## Challenge
Go through the data below and copy it exactly, skipping every picture.

## Supplied entries
/---

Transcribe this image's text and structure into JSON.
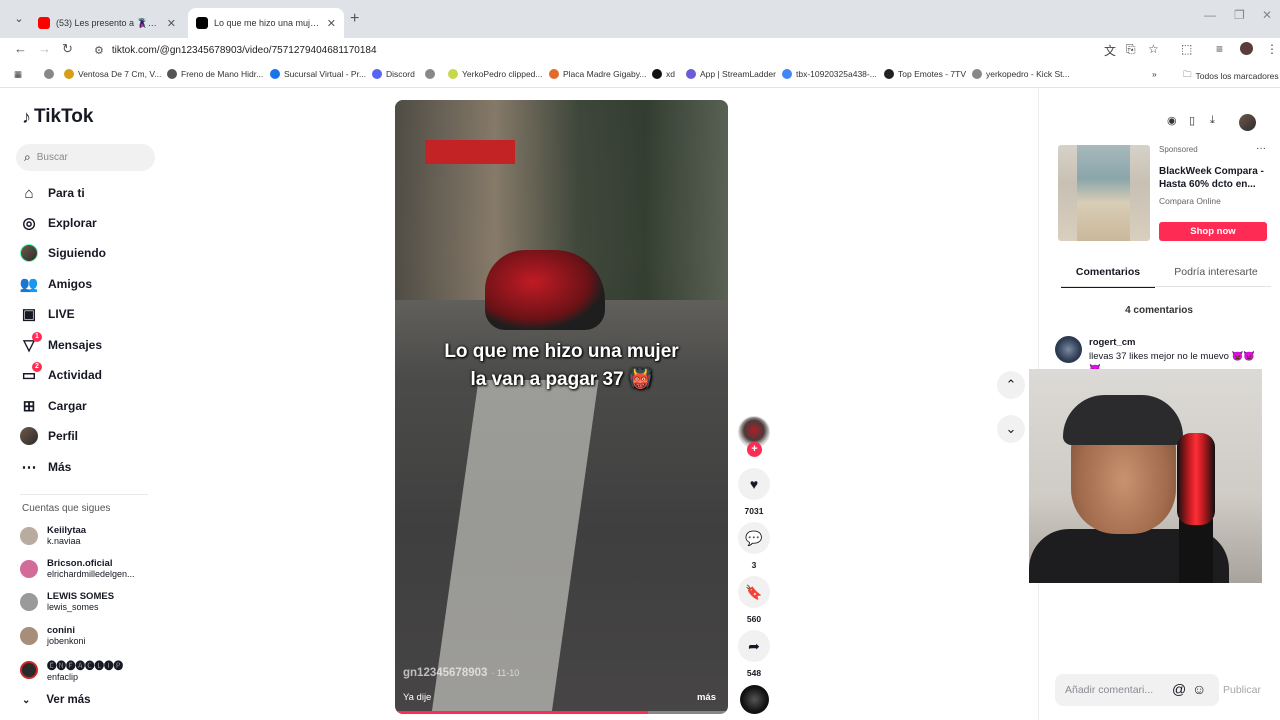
{
  "browser": {
    "tabs": [
      {
        "title": "(53) Les presento a 🦹Mi mejo",
        "favicon_color": "#ff0000",
        "active": false
      },
      {
        "title": "Lo que me hizo una mujer 37 💀",
        "favicon_color": "#000000",
        "active": true
      }
    ],
    "url": "tiktok.com/@gn12345678903/video/7571279404681170184",
    "bookmarks": [
      {
        "label": "Ventosa De 7 Cm, V..."
      },
      {
        "label": "Freno de Mano Hidr..."
      },
      {
        "label": "Sucursal Virtual - Pr..."
      },
      {
        "label": "Discord"
      },
      {
        "label": ""
      },
      {
        "label": "YerkoPedro clipped..."
      },
      {
        "label": "Placa Madre Gigaby..."
      },
      {
        "label": "xd"
      },
      {
        "label": "App | StreamLadder"
      },
      {
        "label": "tbx-10920325a438-..."
      },
      {
        "label": "Top Emotes - 7TV"
      },
      {
        "label": "yerkopedro - Kick St..."
      }
    ],
    "all_bookmarks": "Todos los marcadores"
  },
  "tiktok": {
    "logo": "TikTok",
    "search_placeholder": "Buscar",
    "nav": [
      {
        "label": "Para ti",
        "icon": "home-icon"
      },
      {
        "label": "Explorar",
        "icon": "compass-icon"
      },
      {
        "label": "Siguiendo",
        "icon": "following-avatar"
      },
      {
        "label": "Amigos",
        "icon": "friends-icon"
      },
      {
        "label": "LIVE",
        "icon": "live-icon"
      },
      {
        "label": "Mensajes",
        "icon": "messages-icon",
        "badge": "1"
      },
      {
        "label": "Actividad",
        "icon": "activity-icon",
        "badge": "2"
      },
      {
        "label": "Cargar",
        "icon": "upload-icon"
      },
      {
        "label": "Perfil",
        "icon": "profile-avatar"
      },
      {
        "label": "Más",
        "icon": "more-icon"
      }
    ],
    "following_title": "Cuentas que sigues",
    "following": [
      {
        "name": "Keiilytaa",
        "username": "k.naviaa",
        "color": "#b8aca0"
      },
      {
        "name": "Bricson.oficial",
        "username": "elrichardmilledelgen...",
        "color": "#d36b9a"
      },
      {
        "name": "LEWIS SOMES",
        "username": "lewis_somes",
        "color": "#9a9a9a"
      },
      {
        "name": "conini",
        "username": "jobenkoni",
        "color": "#a88d78"
      },
      {
        "name": "🅔🅝🅕🅐🅒🅛🅘🅟",
        "username": "enfaclip",
        "color": "#2a2a2a"
      }
    ],
    "see_more": "Ver más"
  },
  "video": {
    "caption_line1": "Lo que me hizo una mujer",
    "caption_line2": "la van a pagar 37 👹",
    "author": "gn12345678903",
    "date": "· 11-10",
    "description": "Ya dije",
    "more": "más",
    "progress_fraction": 0.76,
    "likes": "7031",
    "comments": "3",
    "saves": "560",
    "shares": "548"
  },
  "right_panel": {
    "ad": {
      "sponsored": "Sponsored",
      "title": "BlackWeek Compara - Hasta 60% dcto en...",
      "brand": "Compara Online",
      "cta": "Shop now"
    },
    "tabs": [
      "Comentarios",
      "Podría interesarte"
    ],
    "comment_count": "4 comentarios",
    "comment": {
      "user": "rogert_cm",
      "text": "llevas 37 likes mejor no le muevo 👿👿",
      "text2": "👿"
    },
    "input_placeholder": "Añadir comentari...",
    "post": "Publicar"
  }
}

\---

## Worked answer
Transcribe this image's text and structure into JSON.
{
  "browser": {
    "tabs": [
      {
        "title": "(53) Les presento a 🦹Mi mejo",
        "favicon_color": "#ff0000",
        "active": false
      },
      {
        "title": "Lo que me hizo una mujer 37 💀",
        "favicon_color": "#000000",
        "active": true
      }
    ],
    "url": "tiktok.com/@gn12345678903/video/7571279404681170184",
    "bookmarks": [
      {
        "label": "Ventosa De 7 Cm, V..."
      },
      {
        "label": "Freno de Mano Hidr..."
      },
      {
        "label": "Sucursal Virtual - Pr..."
      },
      {
        "label": "Discord"
      },
      {
        "label": ""
      },
      {
        "label": "YerkoPedro clipped..."
      },
      {
        "label": "Placa Madre Gigaby..."
      },
      {
        "label": "xd"
      },
      {
        "label": "App | StreamLadder"
      },
      {
        "label": "tbx-10920325a438-..."
      },
      {
        "label": "Top Emotes - 7TV"
      },
      {
        "label": "yerkopedro - Kick St..."
      }
    ],
    "all_bookmarks": "Todos los marcadores"
  },
  "tiktok": {
    "logo": "TikTok",
    "search_placeholder": "Buscar",
    "nav": [
      {
        "label": "Para ti",
        "icon": "home-icon"
      },
      {
        "label": "Explorar",
        "icon": "compass-icon"
      },
      {
        "label": "Siguiendo",
        "icon": "following-avatar"
      },
      {
        "label": "Amigos",
        "icon": "friends-icon"
      },
      {
        "label": "LIVE",
        "icon": "live-icon"
      },
      {
        "label": "Mensajes",
        "icon": "messages-icon",
        "badge": "1"
      },
      {
        "label": "Actividad",
        "icon": "activity-icon",
        "badge": "2"
      },
      {
        "label": "Cargar",
        "icon": "upload-icon"
      },
      {
        "label": "Perfil",
        "icon": "profile-avatar"
      },
      {
        "label": "Más",
        "icon": "more-icon"
      }
    ],
    "following_title": "Cuentas que sigues",
    "following": [
      {
        "name": "Keiilytaa",
        "username": "k.naviaa",
        "color": "#b8aca0"
      },
      {
        "name": "Bricson.oficial",
        "username": "elrichardmilledelgen...",
        "color": "#d36b9a"
      },
      {
        "name": "LEWIS SOMES",
        "username": "lewis_somes",
        "color": "#9a9a9a"
      },
      {
        "name": "conini",
        "username": "jobenkoni",
        "color": "#a88d78"
      },
      {
        "name": "🅔🅝🅕🅐🅒🅛🅘🅟",
        "username": "enfaclip",
        "color": "#2a2a2a"
      }
    ],
    "see_more": "Ver más"
  },
  "video": {
    "caption_line1": "Lo que me hizo una mujer",
    "caption_line2": "la van a pagar 37 👹",
    "author": "gn12345678903",
    "date": "· 11-10",
    "description": "Ya dije",
    "more": "más",
    "progress_fraction": 0.76,
    "likes": "7031",
    "comments": "3",
    "saves": "560",
    "shares": "548"
  },
  "right_panel": {
    "ad": {
      "sponsored": "Sponsored",
      "title": "BlackWeek Compara - Hasta 60% dcto en...",
      "brand": "Compara Online",
      "cta": "Shop now"
    },
    "tabs": [
      "Comentarios",
      "Podría interesarte"
    ],
    "comment_count": "4 comentarios",
    "comment": {
      "user": "rogert_cm",
      "text": "llevas 37 likes mejor no le muevo 👿👿",
      "text2": "👿"
    },
    "input_placeholder": "Añadir comentari...",
    "post": "Publicar"
  }
}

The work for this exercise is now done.